**What is being asked:** Count how many lines have the word "woman" in them. Reply with that number by itself.

----

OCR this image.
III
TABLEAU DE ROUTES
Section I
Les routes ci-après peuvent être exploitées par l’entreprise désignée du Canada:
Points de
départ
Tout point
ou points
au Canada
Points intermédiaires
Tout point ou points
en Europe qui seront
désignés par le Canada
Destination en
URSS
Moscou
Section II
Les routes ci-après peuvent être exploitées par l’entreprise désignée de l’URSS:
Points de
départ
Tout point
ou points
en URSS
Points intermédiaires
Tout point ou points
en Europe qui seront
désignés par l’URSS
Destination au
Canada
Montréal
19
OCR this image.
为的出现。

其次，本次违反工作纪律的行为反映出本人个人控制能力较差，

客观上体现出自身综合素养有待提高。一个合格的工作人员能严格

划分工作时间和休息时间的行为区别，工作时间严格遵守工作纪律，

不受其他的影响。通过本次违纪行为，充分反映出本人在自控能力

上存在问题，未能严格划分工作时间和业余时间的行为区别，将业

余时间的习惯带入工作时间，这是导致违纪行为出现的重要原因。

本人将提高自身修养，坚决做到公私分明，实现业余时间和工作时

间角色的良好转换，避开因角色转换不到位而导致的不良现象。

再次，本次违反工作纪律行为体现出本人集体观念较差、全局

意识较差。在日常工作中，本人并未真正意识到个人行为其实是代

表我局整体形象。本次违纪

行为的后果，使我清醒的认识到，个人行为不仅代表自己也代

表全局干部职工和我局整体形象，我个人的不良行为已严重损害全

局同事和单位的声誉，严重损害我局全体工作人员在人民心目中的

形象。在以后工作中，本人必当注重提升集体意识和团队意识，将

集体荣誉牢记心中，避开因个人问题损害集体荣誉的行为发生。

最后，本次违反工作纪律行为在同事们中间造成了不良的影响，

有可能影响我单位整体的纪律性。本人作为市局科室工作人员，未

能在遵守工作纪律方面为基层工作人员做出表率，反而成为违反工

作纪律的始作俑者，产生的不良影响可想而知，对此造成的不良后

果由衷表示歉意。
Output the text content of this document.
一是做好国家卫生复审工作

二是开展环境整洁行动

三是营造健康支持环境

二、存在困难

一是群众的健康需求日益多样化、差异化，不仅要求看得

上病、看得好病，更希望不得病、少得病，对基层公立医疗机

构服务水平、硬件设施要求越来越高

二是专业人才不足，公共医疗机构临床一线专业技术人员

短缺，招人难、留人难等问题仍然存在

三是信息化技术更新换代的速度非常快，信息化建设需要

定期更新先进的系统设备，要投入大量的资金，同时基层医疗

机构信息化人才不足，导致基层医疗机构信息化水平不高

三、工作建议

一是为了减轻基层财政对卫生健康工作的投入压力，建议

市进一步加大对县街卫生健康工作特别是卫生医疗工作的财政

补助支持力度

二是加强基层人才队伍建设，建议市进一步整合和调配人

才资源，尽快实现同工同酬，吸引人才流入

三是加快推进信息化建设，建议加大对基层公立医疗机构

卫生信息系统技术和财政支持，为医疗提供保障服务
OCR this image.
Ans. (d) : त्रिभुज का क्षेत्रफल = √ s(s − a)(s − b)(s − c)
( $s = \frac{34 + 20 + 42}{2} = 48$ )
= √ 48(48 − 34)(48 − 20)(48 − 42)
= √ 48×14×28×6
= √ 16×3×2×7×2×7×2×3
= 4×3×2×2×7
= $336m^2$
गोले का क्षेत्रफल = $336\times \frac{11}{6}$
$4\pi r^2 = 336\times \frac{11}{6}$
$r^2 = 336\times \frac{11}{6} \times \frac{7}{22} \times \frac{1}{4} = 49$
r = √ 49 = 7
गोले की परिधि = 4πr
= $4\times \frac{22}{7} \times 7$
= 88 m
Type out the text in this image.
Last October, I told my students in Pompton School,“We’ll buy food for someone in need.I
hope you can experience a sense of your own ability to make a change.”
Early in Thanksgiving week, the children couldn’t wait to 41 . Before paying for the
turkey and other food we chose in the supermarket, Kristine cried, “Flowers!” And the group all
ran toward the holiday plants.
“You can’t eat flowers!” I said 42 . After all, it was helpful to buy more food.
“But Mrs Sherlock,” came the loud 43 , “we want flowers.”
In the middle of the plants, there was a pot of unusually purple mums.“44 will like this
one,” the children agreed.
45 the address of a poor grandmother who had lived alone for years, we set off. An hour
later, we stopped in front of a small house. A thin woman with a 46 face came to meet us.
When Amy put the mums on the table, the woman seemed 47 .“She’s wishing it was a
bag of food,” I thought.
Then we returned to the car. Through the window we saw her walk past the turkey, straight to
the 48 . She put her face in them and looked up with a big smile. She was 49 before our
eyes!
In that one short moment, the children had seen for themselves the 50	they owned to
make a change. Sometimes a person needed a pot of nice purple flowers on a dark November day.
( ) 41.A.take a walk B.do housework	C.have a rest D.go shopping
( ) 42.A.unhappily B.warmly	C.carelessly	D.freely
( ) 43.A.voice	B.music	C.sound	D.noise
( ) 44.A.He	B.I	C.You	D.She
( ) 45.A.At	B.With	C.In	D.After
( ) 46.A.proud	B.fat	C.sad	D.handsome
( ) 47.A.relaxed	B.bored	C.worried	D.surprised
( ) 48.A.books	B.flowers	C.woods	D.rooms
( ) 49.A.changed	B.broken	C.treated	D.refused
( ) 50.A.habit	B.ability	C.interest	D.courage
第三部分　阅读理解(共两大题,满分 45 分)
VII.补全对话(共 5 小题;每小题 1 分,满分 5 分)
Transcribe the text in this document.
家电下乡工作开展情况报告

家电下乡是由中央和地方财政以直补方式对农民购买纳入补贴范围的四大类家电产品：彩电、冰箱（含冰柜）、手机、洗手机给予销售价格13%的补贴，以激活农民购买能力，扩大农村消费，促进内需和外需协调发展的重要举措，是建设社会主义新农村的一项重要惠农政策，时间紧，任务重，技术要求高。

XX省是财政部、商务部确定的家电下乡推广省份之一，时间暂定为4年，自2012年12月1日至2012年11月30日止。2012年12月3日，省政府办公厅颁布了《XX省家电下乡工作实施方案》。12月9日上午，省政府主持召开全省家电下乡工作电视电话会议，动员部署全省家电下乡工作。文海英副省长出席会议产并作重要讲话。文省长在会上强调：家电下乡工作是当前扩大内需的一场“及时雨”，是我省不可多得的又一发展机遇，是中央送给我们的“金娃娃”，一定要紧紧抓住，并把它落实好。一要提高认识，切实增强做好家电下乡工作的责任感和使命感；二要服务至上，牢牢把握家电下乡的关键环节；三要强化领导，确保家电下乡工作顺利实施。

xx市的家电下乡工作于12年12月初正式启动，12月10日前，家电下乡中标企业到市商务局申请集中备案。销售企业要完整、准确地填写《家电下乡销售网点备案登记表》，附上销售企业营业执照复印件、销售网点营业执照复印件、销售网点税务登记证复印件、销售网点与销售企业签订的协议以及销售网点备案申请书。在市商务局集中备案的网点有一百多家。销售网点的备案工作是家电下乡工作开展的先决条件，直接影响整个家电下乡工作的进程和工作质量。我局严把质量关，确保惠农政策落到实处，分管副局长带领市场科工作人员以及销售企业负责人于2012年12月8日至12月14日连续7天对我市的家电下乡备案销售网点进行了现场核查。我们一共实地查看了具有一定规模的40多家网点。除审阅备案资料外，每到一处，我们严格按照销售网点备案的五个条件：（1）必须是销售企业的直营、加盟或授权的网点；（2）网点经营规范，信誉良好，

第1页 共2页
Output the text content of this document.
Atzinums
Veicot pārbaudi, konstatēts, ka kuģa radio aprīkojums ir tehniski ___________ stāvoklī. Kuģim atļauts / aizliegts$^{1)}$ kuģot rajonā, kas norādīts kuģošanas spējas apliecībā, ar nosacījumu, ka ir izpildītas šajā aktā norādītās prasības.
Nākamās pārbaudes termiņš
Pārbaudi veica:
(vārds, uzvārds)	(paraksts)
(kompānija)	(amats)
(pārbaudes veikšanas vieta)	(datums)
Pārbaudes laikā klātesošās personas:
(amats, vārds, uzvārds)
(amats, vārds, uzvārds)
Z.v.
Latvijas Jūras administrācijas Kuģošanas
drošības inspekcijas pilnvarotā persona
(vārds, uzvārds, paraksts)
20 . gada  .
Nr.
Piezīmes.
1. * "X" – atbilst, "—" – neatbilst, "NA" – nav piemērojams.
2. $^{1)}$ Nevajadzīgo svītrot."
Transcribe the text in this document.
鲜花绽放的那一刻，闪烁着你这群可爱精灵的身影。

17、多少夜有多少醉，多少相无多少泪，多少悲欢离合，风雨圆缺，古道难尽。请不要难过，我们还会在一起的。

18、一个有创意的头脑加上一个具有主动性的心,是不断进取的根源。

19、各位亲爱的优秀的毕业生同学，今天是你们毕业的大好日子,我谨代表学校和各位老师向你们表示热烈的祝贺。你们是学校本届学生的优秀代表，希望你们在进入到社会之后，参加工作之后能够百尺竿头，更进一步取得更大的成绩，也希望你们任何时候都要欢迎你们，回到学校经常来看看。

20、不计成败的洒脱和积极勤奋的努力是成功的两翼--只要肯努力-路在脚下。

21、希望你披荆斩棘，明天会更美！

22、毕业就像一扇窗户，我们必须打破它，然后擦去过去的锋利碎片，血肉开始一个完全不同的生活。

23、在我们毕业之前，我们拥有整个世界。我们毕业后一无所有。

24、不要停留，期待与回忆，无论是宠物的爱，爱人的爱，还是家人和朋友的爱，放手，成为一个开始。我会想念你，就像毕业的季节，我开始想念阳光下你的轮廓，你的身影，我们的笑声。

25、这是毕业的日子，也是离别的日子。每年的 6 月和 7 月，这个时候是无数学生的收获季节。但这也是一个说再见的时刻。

----

**Result of the exercise:** 2